Dataset items
┌──

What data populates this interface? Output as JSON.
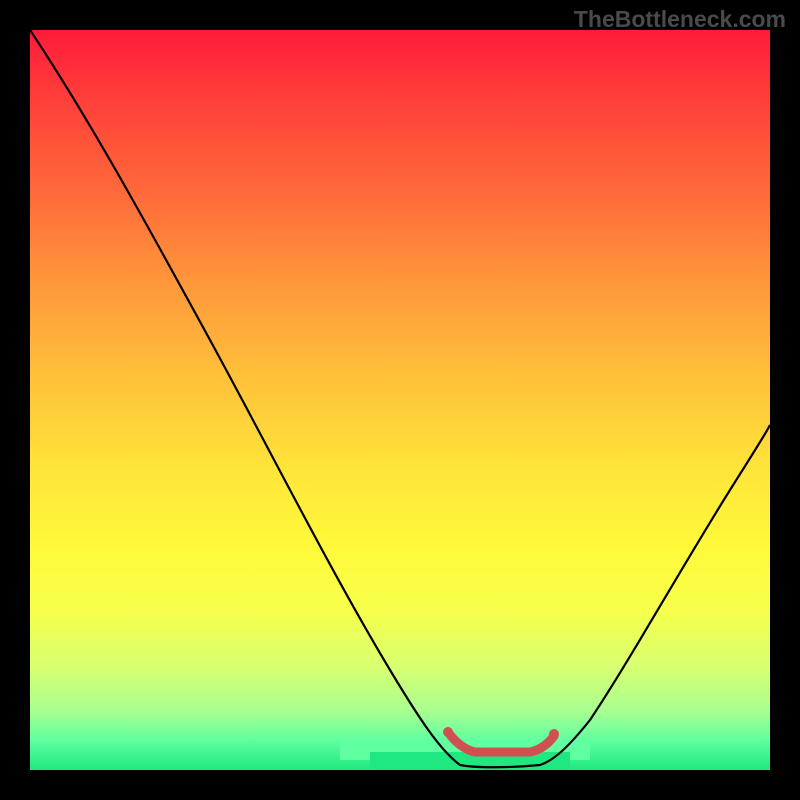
{
  "watermark": "TheBottleneck.com",
  "chart_data": {
    "type": "line",
    "title": "",
    "xlabel": "",
    "ylabel": "",
    "xlim": [
      0,
      100
    ],
    "ylim": [
      0,
      100
    ],
    "annotations": [],
    "series": [
      {
        "name": "curve",
        "x": [
          0,
          5,
          10,
          15,
          20,
          25,
          30,
          35,
          40,
          45,
          50,
          55,
          58,
          60,
          62,
          65,
          68,
          70,
          72,
          75,
          80,
          85,
          90,
          95,
          100
        ],
        "values": [
          100,
          94,
          88,
          82,
          75,
          67,
          59,
          50,
          40,
          30,
          21,
          12,
          8,
          6,
          4,
          2,
          1,
          1,
          2,
          5,
          11,
          18,
          26,
          34,
          42
        ]
      }
    ],
    "highlight_range": {
      "name": "optimal-zone",
      "x_start": 58,
      "x_end": 72,
      "y": 5,
      "color": "#d05050"
    }
  }
}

└──

# Stated task:
Write out the whole listing exactly, and drop the pictures.

# The completed task:
What data populates this interface? Output as JSON.
{
  "watermark": "TheBottleneck.com",
  "chart_data": {
    "type": "line",
    "title": "",
    "xlabel": "",
    "ylabel": "",
    "xlim": [
      0,
      100
    ],
    "ylim": [
      0,
      100
    ],
    "annotations": [],
    "series": [
      {
        "name": "curve",
        "x": [
          0,
          5,
          10,
          15,
          20,
          25,
          30,
          35,
          40,
          45,
          50,
          55,
          58,
          60,
          62,
          65,
          68,
          70,
          72,
          75,
          80,
          85,
          90,
          95,
          100
        ],
        "values": [
          100,
          94,
          88,
          82,
          75,
          67,
          59,
          50,
          40,
          30,
          21,
          12,
          8,
          6,
          4,
          2,
          1,
          1,
          2,
          5,
          11,
          18,
          26,
          34,
          42
        ]
      }
    ],
    "highlight_range": {
      "name": "optimal-zone",
      "x_start": 58,
      "x_end": 72,
      "y": 5,
      "color": "#d05050"
    }
  }
}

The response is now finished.